#### The input
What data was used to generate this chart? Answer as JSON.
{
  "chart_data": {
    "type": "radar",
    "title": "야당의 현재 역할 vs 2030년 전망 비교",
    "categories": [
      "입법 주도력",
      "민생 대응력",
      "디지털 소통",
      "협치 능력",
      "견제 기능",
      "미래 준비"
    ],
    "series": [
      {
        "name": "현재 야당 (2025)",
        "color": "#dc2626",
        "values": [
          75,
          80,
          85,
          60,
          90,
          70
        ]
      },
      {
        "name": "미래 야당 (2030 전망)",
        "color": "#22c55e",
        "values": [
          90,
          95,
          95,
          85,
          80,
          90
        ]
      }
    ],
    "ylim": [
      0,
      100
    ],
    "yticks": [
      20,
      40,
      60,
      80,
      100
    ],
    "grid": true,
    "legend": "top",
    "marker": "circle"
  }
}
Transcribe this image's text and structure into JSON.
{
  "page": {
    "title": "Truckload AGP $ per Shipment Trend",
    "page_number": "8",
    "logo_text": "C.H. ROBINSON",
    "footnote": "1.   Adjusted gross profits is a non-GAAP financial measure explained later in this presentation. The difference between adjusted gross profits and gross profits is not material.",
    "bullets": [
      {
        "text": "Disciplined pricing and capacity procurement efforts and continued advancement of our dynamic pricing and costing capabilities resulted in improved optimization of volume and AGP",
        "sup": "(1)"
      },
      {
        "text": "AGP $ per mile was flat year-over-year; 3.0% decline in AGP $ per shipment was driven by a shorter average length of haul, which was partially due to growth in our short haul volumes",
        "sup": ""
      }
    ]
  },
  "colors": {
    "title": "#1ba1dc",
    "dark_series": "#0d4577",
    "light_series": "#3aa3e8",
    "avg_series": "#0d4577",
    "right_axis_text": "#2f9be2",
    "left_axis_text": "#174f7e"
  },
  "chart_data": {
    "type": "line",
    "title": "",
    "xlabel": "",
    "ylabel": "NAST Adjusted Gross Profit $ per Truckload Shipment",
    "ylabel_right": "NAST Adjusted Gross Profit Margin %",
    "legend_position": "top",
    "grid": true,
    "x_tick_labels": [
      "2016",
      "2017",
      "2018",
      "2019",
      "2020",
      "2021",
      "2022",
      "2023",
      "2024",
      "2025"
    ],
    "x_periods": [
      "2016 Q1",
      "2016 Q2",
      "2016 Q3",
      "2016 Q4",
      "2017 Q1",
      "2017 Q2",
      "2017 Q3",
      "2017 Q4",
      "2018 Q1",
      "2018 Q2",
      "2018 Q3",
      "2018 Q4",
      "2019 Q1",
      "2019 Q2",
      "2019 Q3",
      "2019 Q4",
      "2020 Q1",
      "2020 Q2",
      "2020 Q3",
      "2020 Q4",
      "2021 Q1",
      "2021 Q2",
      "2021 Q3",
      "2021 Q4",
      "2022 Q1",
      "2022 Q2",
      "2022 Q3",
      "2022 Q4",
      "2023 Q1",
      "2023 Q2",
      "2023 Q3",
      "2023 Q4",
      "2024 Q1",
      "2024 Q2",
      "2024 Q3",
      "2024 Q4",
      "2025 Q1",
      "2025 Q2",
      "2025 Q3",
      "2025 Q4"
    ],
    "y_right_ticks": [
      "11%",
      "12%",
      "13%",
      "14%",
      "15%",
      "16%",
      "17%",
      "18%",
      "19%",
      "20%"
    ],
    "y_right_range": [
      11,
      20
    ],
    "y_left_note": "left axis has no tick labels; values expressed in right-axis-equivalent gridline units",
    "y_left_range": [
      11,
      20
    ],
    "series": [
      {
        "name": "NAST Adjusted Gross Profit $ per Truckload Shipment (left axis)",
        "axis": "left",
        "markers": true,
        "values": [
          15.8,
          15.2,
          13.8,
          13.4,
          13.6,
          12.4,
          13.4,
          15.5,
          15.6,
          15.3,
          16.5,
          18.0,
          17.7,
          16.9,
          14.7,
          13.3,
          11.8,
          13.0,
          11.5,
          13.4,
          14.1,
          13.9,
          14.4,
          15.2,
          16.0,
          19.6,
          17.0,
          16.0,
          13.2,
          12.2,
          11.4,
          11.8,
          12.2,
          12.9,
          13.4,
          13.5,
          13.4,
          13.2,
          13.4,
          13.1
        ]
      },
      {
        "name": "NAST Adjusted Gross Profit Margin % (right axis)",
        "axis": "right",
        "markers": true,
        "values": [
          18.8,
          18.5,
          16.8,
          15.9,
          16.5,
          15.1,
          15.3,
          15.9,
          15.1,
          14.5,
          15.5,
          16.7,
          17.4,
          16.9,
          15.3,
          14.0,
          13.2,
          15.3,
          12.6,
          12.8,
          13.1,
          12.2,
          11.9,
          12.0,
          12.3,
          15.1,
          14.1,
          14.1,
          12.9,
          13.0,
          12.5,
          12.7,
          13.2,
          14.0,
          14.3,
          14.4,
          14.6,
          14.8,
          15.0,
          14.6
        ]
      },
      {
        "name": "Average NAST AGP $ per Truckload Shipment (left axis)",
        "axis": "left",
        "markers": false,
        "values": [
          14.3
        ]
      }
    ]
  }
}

#### Task description
Type out all of the material again, word for word.

#### Task answer
What data was used to generate this chart? Answer as JSON.
{
  "chart_data": {
    "type": "radar",
    "title": "야당의 현재 역할 vs 2030년 전망 비교",
    "categories": [
      "입법 주도력",
      "민생 대응력",
      "디지털 소통",
      "협치 능력",
      "견제 기능",
      "미래 준비"
    ],
    "series": [
      {
        "name": "현재 야당 (2025)",
        "color": "#dc2626",
        "values": [
          75,
          80,
          85,
          60,
          90,
          70
        ]
      },
      {
        "name": "미래 야당 (2030 전망)",
        "color": "#22c55e",
        "values": [
          90,
          95,
          95,
          85,
          80,
          90
        ]
      }
    ],
    "ylim": [
      0,
      100
    ],
    "yticks": [
      20,
      40,
      60,
      80,
      100
    ],
    "grid": true,
    "legend": "top",
    "marker": "circle"
  }
}
Transcribe this image's text and structure into JSON.
{
  "page": {
    "title": "Truckload AGP $ per Shipment Trend",
    "page_number": "8",
    "logo_text": "C.H. ROBINSON",
    "footnote": "1.   Adjusted gross profits is a non-GAAP financial measure explained later in this presentation. The difference between adjusted gross profits and gross profits is not material.",
    "bullets": [
      {
        "text": "Disciplined pricing and capacity procurement efforts and continued advancement of our dynamic pricing and costing capabilities resulted in improved optimization of volume and AGP",
        "sup": "(1)"
      },
      {
        "text": "AGP $ per mile was flat year-over-year; 3.0% decline in AGP $ per shipment was driven by a shorter average length of haul, which was partially due to growth in our short haul volumes",
        "sup": ""
      }
    ]
  },
  "colors": {
    "title": "#1ba1dc",
    "dark_series": "#0d4577",
    "light_series": "#3aa3e8",
    "avg_series": "#0d4577",
    "right_axis_text": "#2f9be2",
    "left_axis_text": "#174f7e"
  },
  "chart_data": {
    "type": "line",
    "title": "",
    "xlabel": "",
    "ylabel": "NAST Adjusted Gross Profit $ per Truckload Shipment",
    "ylabel_right": "NAST Adjusted Gross Profit Margin %",
    "legend_position": "top",
    "grid": true,
    "x_tick_labels": [
      "2016",
      "2017",
      "2018",
      "2019",
      "2020",
      "2021",
      "2022",
      "2023",
      "2024",
      "2025"
    ],
    "x_periods": [
      "2016 Q1",
      "2016 Q2",
      "2016 Q3",
      "2016 Q4",
      "2017 Q1",
      "2017 Q2",
      "2017 Q3",
      "2017 Q4",
      "2018 Q1",
      "2018 Q2",
      "2018 Q3",
      "2018 Q4",
      "2019 Q1",
      "2019 Q2",
      "2019 Q3",
      "2019 Q4",
      "2020 Q1",
      "2020 Q2",
      "2020 Q3",
      "2020 Q4",
      "2021 Q1",
      "2021 Q2",
      "2021 Q3",
      "2021 Q4",
      "2022 Q1",
      "2022 Q2",
      "2022 Q3",
      "2022 Q4",
      "2023 Q1",
      "2023 Q2",
      "2023 Q3",
      "2023 Q4",
      "2024 Q1",
      "2024 Q2",
      "2024 Q3",
      "2024 Q4",
      "2025 Q1",
      "2025 Q2",
      "2025 Q3",
      "2025 Q4"
    ],
    "y_right_ticks": [
      "11%",
      "12%",
      "13%",
      "14%",
      "15%",
      "16%",
      "17%",
      "18%",
      "19%",
      "20%"
    ],
    "y_right_range": [
      11,
      20
    ],
    "y_left_note": "left axis has no tick labels; values expressed in right-axis-equivalent gridline units",
    "y_left_range": [
      11,
      20
    ],
    "series": [
      {
        "name": "NAST Adjusted Gross Profit $ per Truckload Shipment (left axis)",
        "axis": "left",
        "markers": true,
        "values": [
          15.8,
          15.2,
          13.8,
          13.4,
          13.6,
          12.4,
          13.4,
          15.5,
          15.6,
          15.3,
          16.5,
          18.0,
          17.7,
          16.9,
          14.7,
          13.3,
          11.8,
          13.0,
          11.5,
          13.4,
          14.1,
          13.9,
          14.4,
          15.2,
          16.0,
          19.6,
          17.0,
          16.0,
          13.2,
          12.2,
          11.4,
          11.8,
          12.2,
          12.9,
          13.4,
          13.5,
          13.4,
          13.2,
          13.4,
          13.1
        ]
      },
      {
        "name": "NAST Adjusted Gross Profit Margin % (right axis)",
        "axis": "right",
        "markers": true,
        "values": [
          18.8,
          18.5,
          16.8,
          15.9,
          16.5,
          15.1,
          15.3,
          15.9,
          15.1,
          14.5,
          15.5,
          16.7,
          17.4,
          16.9,
          15.3,
          14.0,
          13.2,
          15.3,
          12.6,
          12.8,
          13.1,
          12.2,
          11.9,
          12.0,
          12.3,
          15.1,
          14.1,
          14.1,
          12.9,
          13.0,
          12.5,
          12.7,
          13.2,
          14.0,
          14.3,
          14.4,
          14.6,
          14.8,
          15.0,
          14.6
        ]
      },
      {
        "name": "Average NAST AGP $ per Truckload Shipment (left axis)",
        "axis": "left",
        "markers": false,
        "values": [
          14.3
        ]
      }
    ]
  }
}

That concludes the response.